### Short exercise
Find every line in the records below that holds the word "کنید", and copy it out.

### Records provided
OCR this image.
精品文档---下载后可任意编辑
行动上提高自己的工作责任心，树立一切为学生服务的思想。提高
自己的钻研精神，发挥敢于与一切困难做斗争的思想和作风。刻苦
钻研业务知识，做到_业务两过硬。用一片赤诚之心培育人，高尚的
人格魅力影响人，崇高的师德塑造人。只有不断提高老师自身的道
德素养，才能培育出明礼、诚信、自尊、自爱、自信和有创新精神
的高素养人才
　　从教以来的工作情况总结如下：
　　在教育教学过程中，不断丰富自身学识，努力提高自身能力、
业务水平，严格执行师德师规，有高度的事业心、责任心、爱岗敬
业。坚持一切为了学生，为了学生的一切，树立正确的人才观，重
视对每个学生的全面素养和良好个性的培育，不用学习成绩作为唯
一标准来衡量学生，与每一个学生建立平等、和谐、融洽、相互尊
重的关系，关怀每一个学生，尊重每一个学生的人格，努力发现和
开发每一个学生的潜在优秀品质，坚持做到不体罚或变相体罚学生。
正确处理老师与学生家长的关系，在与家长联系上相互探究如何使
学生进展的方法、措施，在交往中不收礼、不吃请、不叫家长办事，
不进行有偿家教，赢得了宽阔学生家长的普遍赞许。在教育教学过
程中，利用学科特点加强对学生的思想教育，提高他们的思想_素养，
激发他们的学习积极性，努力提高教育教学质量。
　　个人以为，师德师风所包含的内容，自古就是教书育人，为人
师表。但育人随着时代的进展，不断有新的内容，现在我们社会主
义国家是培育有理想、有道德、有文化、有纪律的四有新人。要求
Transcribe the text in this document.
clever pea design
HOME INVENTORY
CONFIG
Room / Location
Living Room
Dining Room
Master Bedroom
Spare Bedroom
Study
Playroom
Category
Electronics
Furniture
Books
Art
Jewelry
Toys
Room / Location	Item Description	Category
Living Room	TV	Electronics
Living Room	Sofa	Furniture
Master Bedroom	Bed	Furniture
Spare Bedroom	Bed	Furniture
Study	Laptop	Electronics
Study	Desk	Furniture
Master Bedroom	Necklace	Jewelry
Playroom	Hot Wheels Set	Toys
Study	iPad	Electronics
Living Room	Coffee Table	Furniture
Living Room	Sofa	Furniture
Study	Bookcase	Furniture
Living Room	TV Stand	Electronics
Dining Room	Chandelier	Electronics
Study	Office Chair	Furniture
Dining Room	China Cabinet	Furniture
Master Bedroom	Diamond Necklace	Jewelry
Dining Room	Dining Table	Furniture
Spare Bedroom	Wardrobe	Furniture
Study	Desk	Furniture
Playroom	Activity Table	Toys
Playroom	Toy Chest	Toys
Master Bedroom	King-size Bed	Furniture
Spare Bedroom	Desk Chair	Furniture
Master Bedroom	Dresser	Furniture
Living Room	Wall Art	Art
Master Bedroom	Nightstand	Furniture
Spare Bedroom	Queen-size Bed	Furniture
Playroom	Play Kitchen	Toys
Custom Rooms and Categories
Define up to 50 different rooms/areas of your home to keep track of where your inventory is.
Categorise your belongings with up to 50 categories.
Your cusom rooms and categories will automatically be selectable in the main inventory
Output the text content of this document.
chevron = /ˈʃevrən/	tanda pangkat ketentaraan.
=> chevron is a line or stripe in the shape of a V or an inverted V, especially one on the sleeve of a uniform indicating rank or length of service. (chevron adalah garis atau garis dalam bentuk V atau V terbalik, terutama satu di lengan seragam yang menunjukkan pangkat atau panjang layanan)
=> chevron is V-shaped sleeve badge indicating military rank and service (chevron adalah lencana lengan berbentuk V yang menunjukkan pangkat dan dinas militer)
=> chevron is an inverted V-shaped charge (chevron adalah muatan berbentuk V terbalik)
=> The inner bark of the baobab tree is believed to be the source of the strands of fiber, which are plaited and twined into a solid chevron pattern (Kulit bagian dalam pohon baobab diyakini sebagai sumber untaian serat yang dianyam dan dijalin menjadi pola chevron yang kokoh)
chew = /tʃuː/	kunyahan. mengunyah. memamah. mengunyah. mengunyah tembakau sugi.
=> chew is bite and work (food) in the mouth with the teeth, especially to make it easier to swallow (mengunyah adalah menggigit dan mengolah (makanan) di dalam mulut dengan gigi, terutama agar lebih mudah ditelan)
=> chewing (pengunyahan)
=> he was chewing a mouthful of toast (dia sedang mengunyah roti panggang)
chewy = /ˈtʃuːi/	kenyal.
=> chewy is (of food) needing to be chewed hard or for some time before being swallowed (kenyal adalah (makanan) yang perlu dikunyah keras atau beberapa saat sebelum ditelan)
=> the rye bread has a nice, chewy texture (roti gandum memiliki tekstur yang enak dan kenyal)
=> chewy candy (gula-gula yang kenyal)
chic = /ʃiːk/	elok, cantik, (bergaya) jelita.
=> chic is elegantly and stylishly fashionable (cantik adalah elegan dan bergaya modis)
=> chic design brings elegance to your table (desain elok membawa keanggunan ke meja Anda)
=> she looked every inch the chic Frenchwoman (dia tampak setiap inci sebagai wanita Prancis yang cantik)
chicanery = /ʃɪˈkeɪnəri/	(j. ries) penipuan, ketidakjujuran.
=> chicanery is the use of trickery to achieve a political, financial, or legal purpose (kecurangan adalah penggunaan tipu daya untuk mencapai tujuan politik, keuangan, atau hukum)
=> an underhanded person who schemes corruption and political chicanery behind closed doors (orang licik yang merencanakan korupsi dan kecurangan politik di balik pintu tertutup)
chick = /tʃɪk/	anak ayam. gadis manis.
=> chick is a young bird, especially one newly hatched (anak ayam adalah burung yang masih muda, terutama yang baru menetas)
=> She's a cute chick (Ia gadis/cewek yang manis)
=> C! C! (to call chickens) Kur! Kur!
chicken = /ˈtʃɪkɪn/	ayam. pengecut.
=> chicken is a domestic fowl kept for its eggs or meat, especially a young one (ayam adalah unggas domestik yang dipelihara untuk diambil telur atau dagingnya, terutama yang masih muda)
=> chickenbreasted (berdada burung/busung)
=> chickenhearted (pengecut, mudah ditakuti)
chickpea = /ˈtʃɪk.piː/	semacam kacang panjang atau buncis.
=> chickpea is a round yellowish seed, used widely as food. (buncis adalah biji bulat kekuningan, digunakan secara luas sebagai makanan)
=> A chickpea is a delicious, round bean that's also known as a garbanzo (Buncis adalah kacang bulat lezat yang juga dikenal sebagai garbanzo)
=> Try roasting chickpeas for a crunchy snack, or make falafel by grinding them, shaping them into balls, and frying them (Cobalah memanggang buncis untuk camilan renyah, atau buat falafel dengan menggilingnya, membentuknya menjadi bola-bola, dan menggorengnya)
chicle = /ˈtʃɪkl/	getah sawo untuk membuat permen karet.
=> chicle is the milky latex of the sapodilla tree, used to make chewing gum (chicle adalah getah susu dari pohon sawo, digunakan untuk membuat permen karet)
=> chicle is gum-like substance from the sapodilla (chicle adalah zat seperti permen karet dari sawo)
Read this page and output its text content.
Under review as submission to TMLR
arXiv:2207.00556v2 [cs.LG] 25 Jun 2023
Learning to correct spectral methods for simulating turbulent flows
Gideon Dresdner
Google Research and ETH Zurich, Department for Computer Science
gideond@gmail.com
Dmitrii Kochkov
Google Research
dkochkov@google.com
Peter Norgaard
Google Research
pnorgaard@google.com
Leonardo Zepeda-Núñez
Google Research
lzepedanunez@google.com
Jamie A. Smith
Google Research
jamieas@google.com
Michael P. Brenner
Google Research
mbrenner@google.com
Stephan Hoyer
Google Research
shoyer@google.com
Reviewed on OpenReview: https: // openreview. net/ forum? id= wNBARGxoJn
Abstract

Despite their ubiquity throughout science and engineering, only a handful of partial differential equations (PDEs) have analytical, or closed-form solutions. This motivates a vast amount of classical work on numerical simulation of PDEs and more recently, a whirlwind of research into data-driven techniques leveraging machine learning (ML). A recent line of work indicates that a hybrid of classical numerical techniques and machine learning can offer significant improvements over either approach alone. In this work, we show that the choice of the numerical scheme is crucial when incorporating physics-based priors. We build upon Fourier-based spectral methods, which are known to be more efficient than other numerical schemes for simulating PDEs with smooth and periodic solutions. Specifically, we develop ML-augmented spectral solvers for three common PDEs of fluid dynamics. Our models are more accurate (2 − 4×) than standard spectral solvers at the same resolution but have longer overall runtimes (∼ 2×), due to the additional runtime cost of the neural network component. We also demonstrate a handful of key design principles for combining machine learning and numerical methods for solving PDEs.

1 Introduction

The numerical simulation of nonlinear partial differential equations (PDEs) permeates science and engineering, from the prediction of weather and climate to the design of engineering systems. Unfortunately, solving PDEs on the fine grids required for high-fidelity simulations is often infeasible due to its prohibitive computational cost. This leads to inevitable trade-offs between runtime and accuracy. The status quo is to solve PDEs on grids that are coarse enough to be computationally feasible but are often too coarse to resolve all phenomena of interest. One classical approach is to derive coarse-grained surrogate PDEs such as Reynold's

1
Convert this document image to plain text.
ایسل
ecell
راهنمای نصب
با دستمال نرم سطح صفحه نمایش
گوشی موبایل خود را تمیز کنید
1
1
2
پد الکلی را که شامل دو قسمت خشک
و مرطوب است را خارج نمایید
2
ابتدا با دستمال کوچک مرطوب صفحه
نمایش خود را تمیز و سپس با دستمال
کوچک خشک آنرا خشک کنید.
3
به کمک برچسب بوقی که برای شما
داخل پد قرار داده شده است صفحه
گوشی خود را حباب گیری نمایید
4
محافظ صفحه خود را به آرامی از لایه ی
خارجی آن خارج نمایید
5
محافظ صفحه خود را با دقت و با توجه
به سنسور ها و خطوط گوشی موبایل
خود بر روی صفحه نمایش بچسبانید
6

### Answer to this problem
گوشی موبایل خود را تمیز کنید
کوچک خشک آنرا خشک کنید.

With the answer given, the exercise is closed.